- _CHALLENGE_
Gather the lines that hold the string "cyan".
┌────────
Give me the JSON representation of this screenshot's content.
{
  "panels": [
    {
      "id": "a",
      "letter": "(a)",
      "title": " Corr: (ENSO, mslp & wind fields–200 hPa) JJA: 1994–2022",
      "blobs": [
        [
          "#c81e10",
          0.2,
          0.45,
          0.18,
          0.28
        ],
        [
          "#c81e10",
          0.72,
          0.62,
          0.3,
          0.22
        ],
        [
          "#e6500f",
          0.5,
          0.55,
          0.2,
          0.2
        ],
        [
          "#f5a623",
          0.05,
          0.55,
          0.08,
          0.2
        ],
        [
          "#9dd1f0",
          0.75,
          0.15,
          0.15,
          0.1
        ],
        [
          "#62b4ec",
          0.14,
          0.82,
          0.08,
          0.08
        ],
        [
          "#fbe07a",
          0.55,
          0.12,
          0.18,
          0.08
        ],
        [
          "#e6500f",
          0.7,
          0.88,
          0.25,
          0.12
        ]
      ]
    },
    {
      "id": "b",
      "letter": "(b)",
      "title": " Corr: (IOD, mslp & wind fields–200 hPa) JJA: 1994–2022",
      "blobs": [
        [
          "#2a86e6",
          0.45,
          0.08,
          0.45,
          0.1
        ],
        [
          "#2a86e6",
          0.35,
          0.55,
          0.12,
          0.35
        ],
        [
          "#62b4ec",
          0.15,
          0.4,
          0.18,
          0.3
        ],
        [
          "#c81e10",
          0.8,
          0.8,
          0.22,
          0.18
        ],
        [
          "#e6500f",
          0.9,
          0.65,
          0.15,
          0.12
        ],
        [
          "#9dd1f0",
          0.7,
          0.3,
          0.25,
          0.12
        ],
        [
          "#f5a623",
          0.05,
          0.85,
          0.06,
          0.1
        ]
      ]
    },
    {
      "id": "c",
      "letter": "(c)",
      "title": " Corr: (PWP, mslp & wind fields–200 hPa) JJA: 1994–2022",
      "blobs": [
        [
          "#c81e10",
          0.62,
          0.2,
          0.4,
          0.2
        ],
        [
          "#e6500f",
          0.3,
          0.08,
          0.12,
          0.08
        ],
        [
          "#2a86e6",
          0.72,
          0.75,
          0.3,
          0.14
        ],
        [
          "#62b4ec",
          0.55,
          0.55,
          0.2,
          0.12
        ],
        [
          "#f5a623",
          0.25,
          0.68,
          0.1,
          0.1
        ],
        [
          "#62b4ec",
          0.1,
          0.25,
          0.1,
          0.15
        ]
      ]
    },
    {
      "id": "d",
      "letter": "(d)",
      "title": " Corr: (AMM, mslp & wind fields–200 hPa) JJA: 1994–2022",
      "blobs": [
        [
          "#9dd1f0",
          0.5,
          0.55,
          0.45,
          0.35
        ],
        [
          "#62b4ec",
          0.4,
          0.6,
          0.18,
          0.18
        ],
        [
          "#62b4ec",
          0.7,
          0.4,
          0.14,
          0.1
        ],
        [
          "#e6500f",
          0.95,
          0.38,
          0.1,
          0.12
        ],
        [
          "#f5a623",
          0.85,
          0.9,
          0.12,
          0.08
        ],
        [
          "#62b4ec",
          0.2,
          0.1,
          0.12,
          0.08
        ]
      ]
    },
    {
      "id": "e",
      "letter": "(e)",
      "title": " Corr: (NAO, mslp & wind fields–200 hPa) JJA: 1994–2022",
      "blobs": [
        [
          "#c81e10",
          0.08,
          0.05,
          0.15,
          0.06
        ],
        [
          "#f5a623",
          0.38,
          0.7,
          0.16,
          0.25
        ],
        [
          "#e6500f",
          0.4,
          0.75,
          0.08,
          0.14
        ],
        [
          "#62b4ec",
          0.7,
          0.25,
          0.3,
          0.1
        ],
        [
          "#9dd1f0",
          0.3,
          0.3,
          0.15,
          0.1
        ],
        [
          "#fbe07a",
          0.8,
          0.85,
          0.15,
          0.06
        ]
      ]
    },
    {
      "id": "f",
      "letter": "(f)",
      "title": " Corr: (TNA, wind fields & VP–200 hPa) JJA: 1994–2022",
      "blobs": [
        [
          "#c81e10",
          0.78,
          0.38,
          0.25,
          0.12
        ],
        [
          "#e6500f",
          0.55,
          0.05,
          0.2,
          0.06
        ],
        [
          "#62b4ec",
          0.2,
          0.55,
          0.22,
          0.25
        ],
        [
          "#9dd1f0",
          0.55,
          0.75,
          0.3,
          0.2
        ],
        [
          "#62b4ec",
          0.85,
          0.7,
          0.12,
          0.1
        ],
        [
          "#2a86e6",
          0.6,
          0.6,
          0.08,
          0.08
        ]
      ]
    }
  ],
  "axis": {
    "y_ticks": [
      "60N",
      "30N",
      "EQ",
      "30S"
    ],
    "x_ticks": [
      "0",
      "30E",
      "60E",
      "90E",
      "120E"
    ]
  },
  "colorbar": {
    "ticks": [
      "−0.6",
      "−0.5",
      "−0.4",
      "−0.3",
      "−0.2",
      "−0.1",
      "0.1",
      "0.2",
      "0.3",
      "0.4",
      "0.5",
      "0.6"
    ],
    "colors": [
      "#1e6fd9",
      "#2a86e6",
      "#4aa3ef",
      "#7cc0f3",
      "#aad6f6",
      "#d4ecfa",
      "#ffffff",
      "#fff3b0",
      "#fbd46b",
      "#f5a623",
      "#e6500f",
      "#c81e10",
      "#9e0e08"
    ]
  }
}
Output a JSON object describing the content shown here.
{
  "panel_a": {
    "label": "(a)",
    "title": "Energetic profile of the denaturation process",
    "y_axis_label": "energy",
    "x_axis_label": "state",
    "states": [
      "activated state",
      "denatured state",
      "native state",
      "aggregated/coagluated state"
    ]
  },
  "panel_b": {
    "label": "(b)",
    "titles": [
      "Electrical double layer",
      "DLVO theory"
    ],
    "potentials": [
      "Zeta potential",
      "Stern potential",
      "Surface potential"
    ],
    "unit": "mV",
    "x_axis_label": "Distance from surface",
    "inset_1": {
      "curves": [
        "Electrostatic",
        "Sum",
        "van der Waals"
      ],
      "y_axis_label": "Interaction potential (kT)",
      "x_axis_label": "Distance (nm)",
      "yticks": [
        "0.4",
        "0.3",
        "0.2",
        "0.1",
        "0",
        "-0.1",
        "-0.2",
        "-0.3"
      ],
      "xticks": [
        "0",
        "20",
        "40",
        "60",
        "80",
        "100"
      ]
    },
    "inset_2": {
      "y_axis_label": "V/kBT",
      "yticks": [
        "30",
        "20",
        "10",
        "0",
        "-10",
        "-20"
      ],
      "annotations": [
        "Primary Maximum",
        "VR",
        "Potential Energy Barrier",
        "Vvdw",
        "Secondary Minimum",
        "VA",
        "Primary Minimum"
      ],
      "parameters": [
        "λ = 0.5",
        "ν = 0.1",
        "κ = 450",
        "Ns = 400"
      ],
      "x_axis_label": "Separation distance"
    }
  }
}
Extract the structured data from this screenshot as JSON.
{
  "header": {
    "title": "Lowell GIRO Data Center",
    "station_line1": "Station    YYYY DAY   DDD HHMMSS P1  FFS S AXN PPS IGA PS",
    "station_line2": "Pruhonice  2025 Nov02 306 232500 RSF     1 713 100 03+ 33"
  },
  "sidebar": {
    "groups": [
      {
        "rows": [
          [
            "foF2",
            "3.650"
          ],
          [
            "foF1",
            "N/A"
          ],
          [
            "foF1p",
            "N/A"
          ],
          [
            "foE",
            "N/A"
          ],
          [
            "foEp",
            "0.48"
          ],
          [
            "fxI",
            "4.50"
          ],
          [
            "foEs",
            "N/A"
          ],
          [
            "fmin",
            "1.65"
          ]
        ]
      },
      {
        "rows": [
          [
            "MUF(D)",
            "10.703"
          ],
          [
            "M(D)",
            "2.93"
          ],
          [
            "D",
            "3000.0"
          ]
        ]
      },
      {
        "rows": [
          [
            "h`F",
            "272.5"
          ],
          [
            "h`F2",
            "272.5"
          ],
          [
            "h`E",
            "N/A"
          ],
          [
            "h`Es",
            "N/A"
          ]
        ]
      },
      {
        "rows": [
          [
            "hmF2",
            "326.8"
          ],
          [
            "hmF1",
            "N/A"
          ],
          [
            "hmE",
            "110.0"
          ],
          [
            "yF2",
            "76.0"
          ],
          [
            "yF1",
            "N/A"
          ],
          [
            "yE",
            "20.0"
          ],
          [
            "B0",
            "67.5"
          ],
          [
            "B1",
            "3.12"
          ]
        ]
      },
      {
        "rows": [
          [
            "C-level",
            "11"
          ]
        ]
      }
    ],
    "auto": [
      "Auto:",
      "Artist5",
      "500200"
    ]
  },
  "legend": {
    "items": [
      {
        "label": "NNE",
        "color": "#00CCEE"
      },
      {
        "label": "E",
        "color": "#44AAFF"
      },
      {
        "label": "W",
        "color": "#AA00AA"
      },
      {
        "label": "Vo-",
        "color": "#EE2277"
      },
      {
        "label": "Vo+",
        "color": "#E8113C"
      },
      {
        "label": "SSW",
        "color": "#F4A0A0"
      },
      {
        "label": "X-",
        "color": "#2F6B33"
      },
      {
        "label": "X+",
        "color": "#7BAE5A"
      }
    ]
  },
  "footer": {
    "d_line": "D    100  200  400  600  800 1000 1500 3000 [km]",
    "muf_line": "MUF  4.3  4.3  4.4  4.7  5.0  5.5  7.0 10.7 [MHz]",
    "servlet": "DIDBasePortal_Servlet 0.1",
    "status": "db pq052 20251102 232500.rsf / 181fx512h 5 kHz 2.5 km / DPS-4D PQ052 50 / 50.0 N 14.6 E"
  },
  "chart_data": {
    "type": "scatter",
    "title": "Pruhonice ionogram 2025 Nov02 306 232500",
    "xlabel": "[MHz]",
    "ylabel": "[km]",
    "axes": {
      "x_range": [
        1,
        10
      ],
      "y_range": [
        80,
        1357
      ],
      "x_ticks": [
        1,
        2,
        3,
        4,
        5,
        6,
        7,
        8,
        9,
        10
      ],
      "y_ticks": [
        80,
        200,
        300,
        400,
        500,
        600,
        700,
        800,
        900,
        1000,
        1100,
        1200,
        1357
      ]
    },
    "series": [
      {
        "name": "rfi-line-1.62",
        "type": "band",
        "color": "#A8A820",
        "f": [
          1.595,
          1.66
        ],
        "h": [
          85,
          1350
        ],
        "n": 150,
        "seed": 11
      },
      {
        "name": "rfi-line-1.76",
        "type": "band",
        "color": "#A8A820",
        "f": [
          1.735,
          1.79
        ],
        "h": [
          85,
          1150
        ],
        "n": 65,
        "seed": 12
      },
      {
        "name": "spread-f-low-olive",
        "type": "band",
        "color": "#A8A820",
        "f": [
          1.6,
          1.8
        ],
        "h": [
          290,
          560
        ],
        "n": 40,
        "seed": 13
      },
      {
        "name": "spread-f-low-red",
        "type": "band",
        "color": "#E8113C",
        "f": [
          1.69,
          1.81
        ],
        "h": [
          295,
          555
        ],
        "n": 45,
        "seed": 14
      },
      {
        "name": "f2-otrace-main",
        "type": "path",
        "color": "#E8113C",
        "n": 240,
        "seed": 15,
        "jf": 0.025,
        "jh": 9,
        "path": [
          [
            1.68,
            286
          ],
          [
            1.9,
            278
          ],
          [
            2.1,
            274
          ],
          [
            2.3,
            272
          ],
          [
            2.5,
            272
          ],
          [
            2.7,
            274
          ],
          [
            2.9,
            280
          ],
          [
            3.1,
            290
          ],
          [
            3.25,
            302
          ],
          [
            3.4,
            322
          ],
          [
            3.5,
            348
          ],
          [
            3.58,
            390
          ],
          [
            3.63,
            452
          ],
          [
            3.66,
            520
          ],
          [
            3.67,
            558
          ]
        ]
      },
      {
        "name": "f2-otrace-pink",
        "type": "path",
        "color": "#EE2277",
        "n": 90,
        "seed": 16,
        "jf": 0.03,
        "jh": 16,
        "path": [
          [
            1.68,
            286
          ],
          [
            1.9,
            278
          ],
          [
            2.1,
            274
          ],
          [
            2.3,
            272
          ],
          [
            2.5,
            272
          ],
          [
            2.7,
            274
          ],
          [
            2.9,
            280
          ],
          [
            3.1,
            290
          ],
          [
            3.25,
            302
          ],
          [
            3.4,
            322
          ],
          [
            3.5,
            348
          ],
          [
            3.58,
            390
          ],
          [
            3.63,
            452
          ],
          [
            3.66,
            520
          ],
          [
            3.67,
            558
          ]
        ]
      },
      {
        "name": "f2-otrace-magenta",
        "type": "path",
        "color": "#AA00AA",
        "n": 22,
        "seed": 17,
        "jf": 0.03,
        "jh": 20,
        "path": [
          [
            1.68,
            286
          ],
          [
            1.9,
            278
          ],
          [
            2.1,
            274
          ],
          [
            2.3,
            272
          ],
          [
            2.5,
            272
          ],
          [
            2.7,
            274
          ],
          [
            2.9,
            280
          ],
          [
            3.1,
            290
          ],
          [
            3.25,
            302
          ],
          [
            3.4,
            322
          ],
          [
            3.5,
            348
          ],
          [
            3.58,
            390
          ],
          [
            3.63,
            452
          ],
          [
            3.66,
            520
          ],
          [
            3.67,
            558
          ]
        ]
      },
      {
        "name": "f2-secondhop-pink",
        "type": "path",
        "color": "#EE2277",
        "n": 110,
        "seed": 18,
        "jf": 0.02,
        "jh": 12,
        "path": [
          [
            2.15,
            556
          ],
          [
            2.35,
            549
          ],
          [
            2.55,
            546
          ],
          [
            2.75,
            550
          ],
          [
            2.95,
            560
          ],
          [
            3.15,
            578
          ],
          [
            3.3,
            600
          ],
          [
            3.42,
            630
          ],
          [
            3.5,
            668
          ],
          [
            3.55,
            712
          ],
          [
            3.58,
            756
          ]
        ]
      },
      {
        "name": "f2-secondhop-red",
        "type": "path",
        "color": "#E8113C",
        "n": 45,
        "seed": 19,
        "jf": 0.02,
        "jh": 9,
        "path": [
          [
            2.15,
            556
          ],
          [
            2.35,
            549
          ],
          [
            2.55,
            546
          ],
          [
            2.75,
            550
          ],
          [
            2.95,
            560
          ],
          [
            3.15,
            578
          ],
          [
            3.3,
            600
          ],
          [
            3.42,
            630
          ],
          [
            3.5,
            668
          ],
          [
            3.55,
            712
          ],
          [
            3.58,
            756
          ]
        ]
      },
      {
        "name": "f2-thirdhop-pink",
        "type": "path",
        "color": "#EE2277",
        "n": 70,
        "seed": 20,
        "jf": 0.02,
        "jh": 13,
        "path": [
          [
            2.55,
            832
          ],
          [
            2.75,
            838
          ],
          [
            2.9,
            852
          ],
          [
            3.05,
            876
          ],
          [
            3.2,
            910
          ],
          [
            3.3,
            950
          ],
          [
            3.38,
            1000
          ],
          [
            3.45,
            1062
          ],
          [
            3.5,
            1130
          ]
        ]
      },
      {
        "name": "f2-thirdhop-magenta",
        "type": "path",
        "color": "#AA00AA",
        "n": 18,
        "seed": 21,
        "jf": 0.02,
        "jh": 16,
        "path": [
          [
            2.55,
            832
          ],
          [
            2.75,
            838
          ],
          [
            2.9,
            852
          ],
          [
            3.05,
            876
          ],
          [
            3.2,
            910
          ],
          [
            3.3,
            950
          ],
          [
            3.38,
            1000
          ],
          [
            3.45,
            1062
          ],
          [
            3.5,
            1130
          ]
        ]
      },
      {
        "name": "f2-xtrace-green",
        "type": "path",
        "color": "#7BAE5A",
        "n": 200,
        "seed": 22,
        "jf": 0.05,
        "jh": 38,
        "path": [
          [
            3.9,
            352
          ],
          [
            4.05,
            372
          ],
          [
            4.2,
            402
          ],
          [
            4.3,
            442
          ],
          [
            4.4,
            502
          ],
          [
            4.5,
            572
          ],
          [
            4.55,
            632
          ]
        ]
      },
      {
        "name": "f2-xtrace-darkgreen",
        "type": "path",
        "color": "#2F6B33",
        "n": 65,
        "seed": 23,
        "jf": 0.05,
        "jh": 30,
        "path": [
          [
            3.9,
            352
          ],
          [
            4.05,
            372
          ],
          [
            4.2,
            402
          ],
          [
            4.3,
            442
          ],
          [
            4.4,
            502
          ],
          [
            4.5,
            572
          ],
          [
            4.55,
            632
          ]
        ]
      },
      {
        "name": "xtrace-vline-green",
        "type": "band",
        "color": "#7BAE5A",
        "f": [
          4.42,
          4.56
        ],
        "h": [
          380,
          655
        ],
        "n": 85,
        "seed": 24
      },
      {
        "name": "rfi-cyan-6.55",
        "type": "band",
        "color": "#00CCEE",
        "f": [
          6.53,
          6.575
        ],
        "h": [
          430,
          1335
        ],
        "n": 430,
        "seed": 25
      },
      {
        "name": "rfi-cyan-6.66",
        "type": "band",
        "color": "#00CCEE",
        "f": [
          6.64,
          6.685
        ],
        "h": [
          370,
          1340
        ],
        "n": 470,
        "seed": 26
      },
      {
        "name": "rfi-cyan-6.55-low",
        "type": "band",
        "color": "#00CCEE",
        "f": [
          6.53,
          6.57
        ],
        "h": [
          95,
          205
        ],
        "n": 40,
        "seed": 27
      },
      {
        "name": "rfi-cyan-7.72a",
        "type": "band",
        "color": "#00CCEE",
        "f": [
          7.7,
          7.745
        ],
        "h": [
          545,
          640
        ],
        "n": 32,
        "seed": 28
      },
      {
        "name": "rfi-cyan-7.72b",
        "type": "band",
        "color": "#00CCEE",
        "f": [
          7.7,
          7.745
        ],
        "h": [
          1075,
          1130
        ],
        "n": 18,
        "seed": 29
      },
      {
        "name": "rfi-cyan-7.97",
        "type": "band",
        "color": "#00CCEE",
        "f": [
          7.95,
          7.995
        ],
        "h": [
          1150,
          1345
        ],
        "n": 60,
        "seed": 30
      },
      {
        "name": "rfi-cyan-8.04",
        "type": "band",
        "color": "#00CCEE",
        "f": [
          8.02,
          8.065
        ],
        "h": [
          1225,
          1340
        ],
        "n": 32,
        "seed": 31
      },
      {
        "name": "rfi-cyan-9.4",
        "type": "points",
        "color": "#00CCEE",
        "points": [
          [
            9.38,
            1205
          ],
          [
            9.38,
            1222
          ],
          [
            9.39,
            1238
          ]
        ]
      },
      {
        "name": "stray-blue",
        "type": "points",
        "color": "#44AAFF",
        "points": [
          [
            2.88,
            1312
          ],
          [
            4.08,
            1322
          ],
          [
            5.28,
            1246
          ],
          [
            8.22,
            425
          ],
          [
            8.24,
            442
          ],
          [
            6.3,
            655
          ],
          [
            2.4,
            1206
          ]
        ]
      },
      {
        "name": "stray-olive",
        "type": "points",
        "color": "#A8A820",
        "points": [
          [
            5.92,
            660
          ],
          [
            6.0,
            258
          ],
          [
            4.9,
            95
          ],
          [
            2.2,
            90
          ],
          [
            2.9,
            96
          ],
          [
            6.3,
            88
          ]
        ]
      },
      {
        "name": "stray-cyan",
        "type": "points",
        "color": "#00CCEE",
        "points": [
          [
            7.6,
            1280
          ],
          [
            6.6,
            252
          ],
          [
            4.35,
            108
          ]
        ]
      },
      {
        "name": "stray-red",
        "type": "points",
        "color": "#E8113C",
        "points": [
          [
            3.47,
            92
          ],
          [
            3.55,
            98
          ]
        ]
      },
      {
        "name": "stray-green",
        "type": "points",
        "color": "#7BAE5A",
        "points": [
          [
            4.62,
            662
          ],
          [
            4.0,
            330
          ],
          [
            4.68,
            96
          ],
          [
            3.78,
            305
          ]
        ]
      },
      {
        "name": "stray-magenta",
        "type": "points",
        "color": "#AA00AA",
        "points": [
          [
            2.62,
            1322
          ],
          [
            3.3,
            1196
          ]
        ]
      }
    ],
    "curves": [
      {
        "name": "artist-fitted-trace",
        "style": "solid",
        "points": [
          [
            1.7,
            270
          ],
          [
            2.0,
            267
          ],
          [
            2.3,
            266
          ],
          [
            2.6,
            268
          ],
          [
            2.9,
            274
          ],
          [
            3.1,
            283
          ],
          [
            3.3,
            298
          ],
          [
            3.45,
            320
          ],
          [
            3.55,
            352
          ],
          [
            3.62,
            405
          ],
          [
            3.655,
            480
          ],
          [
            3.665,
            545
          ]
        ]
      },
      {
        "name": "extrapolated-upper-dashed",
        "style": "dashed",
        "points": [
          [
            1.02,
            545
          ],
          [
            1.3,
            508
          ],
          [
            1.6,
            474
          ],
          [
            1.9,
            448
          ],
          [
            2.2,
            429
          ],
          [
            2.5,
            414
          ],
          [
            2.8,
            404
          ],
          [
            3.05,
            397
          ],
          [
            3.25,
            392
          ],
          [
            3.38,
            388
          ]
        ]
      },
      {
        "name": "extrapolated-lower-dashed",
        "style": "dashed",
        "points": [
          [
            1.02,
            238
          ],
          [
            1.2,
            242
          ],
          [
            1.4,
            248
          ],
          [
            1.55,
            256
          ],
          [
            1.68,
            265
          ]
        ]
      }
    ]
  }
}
└────────
- _EXPECTED OUTPUT_
        "name": "rfi-cyan-6.55",
        "name": "rfi-cyan-6.66",
        "name": "rfi-cyan-6.55-low",
        "name": "rfi-cyan-7.72a",
        "name": "rfi-cyan-7.72b",
        "name": "rfi-cyan-7.97",
        "name": "rfi-cyan-8.04",
        "name": "rfi-cyan-9.4",
        "name": "stray-cyan",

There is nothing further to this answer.